▶ _TÂCHE COURTE A_:
Convertis en liste JSON de chaînes, une chaîne par ligne et sans les lignes vides, les enregistrements depuis leur début jusqu'à la ligne contenant "- band-point: [585, 510, 596, 532]", celle-ci comprise.
═══ TEXTE EXTRAIT
Nouveau rebondissement dans les scandales qui frappent la métropole québécoise. Le maire de Montréal, Michael Applebaum, a été arrêté lundi 17 juin au matin et accusé de "complot, abus de confiance et actes de corruption".
Interpellé à l'aube à son domicile, Michael Applebaum est arrivé vers 6 h 45 au siège de la sûreté du Québec (SQ, police provinciale). Les faits reprochés s'étendent de 2006 à 2011 – avant qu'il ne soit maire de Montréal – et portent "essentiellement sur l'obtention d'autorisations et d'appuis politiques concernant deux projets immobiliers" dans l'arrondissement qu'il dirigeait alors, a déclaré André Boulanger, responsable des enquêtes sur la corruption à la SQ.
"FRAUDE ENVERS LE GOUVERNEMENT"
══════
▶ _TÂCHE COURTE B_:
D'après l'article sur l'arrestation du maire de Montréal, vers quelle heure Michael Applebaum est-il arrivé au siège de la Sûreté du Québec ?
═══ DONNÉES PRÉSENTÉES
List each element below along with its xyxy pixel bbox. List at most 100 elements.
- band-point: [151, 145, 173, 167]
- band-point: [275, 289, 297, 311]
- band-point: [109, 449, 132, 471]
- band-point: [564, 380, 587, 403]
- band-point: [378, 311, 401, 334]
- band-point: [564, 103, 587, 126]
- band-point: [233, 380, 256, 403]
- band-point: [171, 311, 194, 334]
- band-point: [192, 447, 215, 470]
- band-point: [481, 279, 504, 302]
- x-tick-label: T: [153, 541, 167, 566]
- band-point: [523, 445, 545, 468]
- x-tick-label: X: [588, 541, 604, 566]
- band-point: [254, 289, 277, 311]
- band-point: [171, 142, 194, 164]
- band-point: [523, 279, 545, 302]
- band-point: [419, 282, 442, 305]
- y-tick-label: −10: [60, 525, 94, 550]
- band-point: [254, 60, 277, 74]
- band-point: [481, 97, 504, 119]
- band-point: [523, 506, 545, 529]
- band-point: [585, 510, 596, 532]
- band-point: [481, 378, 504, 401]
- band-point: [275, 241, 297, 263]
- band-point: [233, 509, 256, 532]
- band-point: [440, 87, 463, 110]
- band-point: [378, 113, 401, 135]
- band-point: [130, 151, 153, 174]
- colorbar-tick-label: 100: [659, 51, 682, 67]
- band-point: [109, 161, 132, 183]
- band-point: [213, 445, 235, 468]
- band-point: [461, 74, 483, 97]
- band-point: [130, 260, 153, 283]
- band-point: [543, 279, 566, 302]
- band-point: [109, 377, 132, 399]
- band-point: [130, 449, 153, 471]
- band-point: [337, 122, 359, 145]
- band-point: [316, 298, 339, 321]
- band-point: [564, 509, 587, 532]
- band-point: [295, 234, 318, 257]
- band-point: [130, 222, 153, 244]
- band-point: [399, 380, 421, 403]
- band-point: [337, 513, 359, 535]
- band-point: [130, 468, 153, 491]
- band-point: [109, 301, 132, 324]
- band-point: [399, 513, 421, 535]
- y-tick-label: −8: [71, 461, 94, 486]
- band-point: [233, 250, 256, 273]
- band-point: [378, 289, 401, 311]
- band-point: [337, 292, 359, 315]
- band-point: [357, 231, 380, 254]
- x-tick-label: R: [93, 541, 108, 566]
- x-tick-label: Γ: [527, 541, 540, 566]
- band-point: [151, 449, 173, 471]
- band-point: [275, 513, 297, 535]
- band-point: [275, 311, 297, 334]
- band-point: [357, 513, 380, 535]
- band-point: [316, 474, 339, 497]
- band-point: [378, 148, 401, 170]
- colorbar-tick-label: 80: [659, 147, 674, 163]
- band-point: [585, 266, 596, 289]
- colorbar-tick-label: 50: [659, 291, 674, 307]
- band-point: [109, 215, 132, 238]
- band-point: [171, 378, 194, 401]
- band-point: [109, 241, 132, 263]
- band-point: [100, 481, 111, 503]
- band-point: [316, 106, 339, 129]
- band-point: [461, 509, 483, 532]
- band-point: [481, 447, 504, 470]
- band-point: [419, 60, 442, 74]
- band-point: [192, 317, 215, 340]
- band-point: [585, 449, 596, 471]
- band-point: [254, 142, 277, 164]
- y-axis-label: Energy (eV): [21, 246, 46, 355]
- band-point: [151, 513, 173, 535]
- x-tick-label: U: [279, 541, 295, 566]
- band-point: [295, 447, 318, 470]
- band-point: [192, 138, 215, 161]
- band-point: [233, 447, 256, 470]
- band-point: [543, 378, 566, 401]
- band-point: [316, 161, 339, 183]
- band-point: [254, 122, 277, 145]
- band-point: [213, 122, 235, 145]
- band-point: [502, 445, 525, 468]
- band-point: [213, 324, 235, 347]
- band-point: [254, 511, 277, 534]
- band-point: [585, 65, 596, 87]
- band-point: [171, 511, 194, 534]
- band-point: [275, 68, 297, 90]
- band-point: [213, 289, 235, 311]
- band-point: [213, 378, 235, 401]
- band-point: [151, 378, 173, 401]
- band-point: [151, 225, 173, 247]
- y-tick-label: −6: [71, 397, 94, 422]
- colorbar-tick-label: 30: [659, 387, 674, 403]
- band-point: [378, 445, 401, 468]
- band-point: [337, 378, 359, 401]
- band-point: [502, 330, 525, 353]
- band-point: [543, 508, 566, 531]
══════
▶ _SOLUTION COMPLÈTE A_:
[
  "List each element below along with its xyxy pixel bbox. List at most 100 elements.",
  "- band-point: [151, 145, 173, 167]",
  "- band-point: [275, 289, 297, 311]",
  "- band-point: [109, 449, 132, 471]",
  "- band-point: [564, 380, 587, 403]",
  "- band-point: [378, 311, 401, 334]",
  "- band-point: [564, 103, 587, 126]",
  "- band-point: [233, 380, 256, 403]",
  "- band-point: [171, 311, 194, 334]",
  "- band-point: [192, 447, 215, 470]",
  "- band-point: [481, 279, 504, 302]",
  "- x-tick-label: T: [153, 541, 167, 566]",
  "- band-point: [523, 445, 545, 468]",
  "- x-tick-label: X: [588, 541, 604, 566]",
  "- band-point: [254, 289, 277, 311]",
  "- band-point: [171, 142, 194, 164]",
  "- band-point: [523, 279, 545, 302]",
  "- band-point: [419, 282, 442, 305]",
  "- y-tick-label: −10: [60, 525, 94, 550]",
  "- band-point: [254, 60, 277, 74]",
  "- band-point: [481, 97, 504, 119]",
  "- band-point: [523, 506, 545, 529]",
  "- band-point: [585, 510, 596, 532]"
]

▶ _SOLUTION COMPLÈTE B_:
Vers 6 h 45.